_What you need to do_: Copy each line below in which the word "Schrankdaten" occurs.

_Available records_:
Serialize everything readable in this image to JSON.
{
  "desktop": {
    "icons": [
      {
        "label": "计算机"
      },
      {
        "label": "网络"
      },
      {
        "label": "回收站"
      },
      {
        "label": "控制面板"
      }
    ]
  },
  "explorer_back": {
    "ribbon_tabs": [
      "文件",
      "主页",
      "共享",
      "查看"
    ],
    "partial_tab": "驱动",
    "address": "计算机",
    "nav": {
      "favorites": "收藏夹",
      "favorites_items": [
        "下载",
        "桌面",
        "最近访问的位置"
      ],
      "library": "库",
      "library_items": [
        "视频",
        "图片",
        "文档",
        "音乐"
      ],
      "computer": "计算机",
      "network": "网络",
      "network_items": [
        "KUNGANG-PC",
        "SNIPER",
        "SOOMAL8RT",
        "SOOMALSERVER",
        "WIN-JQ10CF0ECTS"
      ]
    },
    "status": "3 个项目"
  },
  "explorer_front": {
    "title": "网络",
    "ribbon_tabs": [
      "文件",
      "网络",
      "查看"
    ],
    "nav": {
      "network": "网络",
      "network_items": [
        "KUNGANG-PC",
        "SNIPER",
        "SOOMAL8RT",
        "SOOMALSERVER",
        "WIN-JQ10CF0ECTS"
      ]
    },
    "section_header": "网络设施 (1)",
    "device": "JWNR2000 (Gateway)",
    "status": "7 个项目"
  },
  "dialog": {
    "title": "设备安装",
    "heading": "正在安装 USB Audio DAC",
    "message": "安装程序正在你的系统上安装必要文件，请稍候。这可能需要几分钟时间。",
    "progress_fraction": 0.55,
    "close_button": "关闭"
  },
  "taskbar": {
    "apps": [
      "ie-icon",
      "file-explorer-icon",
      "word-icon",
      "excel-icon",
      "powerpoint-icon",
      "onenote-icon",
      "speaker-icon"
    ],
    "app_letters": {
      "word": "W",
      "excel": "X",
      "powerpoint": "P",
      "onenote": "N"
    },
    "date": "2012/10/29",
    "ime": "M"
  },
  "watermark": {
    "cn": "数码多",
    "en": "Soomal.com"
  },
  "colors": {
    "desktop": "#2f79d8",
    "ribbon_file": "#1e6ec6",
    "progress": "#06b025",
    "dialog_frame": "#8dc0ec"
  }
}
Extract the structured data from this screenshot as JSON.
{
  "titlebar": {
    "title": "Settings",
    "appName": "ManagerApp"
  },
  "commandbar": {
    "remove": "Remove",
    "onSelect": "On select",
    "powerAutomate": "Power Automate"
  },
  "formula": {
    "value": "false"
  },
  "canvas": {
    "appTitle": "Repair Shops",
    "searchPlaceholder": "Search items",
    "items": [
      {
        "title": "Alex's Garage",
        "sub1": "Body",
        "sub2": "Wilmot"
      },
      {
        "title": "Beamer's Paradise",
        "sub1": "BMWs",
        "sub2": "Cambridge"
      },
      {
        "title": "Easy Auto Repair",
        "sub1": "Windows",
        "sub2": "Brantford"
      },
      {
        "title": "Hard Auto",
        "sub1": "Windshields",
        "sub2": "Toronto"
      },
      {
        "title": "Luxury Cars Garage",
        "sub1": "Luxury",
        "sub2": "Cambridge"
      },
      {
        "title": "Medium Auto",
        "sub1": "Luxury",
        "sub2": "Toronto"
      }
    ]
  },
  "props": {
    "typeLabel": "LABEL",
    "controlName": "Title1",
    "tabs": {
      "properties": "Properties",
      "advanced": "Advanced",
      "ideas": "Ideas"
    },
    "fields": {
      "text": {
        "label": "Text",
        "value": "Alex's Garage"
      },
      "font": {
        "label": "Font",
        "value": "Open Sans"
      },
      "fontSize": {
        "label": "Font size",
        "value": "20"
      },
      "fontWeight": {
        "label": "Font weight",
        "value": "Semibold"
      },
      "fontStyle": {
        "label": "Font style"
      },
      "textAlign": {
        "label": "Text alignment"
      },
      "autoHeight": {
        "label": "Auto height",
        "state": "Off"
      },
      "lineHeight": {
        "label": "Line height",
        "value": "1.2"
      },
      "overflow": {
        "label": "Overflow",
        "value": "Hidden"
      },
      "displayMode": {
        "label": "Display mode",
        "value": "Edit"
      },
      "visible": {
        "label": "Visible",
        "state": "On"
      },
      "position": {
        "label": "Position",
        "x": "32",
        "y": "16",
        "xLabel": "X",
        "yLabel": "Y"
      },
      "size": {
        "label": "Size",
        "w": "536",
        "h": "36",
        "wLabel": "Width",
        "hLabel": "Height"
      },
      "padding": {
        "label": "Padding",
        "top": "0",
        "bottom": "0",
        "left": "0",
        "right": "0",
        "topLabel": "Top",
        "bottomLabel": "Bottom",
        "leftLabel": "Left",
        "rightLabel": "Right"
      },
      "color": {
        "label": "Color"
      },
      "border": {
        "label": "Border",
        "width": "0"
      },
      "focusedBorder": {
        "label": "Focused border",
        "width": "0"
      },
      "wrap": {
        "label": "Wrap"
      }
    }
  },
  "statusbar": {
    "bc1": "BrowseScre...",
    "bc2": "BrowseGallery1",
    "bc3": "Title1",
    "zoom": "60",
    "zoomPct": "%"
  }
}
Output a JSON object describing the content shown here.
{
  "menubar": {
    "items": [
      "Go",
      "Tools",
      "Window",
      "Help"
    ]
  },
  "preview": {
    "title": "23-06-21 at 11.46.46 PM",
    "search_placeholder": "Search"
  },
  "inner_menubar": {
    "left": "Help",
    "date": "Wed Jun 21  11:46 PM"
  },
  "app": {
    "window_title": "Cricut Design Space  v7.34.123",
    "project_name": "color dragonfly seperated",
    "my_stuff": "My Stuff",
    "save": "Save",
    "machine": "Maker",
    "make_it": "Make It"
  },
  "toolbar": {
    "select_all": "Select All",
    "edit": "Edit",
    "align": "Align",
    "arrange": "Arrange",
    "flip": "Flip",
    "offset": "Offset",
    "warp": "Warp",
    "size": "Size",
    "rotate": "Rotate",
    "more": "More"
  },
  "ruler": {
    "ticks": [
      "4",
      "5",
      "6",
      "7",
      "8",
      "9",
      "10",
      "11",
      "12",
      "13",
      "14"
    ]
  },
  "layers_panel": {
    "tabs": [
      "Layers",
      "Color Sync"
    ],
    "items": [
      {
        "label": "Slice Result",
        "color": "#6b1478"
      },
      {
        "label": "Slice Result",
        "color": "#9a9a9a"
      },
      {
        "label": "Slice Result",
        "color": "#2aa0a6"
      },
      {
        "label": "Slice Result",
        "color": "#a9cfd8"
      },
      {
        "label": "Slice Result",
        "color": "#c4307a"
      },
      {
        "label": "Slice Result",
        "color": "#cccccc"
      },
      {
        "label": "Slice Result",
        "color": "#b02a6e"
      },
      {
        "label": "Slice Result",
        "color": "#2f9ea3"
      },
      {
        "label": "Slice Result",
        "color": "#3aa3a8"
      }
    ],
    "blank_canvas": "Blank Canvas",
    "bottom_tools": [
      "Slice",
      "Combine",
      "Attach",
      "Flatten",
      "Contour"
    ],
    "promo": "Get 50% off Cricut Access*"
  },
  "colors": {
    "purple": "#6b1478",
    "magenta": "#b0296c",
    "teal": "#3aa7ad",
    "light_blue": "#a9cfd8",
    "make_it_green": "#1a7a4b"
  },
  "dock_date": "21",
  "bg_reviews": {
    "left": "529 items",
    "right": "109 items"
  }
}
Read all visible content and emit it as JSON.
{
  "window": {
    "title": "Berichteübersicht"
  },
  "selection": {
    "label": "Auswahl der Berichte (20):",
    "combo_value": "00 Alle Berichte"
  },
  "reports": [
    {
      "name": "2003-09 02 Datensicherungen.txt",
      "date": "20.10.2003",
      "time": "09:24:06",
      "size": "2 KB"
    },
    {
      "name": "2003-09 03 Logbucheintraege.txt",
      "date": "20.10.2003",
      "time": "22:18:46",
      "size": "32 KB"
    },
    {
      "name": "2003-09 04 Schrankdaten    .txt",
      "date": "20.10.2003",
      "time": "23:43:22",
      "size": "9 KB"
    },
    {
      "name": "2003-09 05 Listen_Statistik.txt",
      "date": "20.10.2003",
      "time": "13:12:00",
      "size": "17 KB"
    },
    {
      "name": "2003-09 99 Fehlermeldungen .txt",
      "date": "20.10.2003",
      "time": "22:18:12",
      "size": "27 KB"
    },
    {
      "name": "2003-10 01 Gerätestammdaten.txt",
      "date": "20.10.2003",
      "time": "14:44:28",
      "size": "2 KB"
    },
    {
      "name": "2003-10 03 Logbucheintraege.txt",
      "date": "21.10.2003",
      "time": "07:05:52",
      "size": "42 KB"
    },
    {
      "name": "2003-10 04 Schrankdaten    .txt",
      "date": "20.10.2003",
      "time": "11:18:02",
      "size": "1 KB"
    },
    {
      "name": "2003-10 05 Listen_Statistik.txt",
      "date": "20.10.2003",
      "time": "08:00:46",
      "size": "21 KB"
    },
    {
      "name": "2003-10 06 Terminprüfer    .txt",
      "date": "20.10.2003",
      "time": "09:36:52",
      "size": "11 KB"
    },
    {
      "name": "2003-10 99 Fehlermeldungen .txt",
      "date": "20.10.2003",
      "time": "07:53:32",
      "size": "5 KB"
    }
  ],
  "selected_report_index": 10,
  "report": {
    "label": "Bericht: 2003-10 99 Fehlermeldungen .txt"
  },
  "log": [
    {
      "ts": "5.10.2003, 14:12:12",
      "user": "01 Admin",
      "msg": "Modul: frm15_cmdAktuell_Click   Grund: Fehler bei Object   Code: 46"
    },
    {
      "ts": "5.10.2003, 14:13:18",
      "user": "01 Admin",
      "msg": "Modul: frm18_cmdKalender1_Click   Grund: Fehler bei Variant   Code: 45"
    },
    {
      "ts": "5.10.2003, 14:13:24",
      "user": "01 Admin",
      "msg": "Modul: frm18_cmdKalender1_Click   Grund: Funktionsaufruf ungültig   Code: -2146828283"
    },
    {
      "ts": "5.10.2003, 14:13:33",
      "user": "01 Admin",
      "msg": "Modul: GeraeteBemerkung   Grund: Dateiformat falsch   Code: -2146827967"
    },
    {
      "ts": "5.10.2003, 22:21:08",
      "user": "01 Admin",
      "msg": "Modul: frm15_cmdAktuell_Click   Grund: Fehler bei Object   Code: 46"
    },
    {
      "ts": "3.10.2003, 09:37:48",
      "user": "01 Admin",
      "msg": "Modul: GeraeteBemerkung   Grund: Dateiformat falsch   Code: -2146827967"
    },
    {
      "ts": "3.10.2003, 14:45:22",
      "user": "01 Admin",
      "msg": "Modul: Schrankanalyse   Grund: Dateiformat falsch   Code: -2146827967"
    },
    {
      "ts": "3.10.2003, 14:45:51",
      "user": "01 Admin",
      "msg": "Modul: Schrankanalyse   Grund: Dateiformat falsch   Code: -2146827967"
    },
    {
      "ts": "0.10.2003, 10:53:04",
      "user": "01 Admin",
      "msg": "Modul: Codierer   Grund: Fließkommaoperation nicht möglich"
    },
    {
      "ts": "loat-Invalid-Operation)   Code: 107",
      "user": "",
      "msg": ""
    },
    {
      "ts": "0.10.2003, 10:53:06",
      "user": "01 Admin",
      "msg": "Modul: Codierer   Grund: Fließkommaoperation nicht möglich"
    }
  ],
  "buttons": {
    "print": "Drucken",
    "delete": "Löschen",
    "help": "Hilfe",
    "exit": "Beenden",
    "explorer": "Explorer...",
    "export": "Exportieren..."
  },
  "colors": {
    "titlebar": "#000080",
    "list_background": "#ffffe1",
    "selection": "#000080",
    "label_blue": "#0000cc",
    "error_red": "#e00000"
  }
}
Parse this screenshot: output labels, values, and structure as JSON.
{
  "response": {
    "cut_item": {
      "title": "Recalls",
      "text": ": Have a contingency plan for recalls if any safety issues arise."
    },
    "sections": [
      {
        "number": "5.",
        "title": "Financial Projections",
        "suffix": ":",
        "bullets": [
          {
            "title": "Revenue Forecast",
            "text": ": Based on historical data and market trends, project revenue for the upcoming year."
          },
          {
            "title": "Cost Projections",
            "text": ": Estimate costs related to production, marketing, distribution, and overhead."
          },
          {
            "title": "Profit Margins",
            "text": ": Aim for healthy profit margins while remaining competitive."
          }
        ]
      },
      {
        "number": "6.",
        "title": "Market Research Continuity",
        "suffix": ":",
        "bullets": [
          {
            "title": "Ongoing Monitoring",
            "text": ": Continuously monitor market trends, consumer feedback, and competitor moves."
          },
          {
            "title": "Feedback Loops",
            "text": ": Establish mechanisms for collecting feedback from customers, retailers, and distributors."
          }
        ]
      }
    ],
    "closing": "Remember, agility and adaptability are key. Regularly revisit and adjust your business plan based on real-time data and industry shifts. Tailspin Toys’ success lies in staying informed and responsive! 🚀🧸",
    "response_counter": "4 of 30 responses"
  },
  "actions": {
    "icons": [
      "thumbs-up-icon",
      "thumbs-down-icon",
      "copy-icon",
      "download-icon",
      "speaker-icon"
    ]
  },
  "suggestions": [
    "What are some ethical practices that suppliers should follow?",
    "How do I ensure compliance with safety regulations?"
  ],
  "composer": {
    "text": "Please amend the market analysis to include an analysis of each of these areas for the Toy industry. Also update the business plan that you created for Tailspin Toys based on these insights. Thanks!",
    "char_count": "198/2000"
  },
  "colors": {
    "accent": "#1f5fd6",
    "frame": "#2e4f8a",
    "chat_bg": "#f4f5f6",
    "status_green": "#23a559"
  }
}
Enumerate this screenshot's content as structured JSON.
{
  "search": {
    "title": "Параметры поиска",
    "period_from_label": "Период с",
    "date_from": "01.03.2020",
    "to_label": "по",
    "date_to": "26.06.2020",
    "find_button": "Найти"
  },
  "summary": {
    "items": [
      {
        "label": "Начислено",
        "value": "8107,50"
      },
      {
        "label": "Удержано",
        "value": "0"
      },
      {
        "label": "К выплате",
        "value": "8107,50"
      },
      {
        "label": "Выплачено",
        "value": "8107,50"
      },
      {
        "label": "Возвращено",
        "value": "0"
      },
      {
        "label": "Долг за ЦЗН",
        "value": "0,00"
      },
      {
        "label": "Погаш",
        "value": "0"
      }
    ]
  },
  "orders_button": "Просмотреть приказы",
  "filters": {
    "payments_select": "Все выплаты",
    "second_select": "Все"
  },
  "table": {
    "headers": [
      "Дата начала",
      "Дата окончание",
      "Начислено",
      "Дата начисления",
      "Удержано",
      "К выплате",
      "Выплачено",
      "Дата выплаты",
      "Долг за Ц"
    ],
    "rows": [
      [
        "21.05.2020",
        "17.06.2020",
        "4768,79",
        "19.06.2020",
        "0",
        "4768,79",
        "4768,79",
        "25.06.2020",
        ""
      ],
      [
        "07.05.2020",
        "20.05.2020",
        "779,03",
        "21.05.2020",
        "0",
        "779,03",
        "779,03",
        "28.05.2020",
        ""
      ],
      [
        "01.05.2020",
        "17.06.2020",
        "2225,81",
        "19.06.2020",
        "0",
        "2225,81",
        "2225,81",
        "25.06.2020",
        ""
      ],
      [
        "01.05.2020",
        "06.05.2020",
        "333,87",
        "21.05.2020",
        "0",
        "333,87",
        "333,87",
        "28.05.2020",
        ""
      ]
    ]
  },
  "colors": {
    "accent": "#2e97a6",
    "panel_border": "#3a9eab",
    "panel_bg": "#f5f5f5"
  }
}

_Reply_:
      "name": "2003-09 04 Schrankdaten    .txt",
      "name": "2003-10 04 Schrankdaten    .txt",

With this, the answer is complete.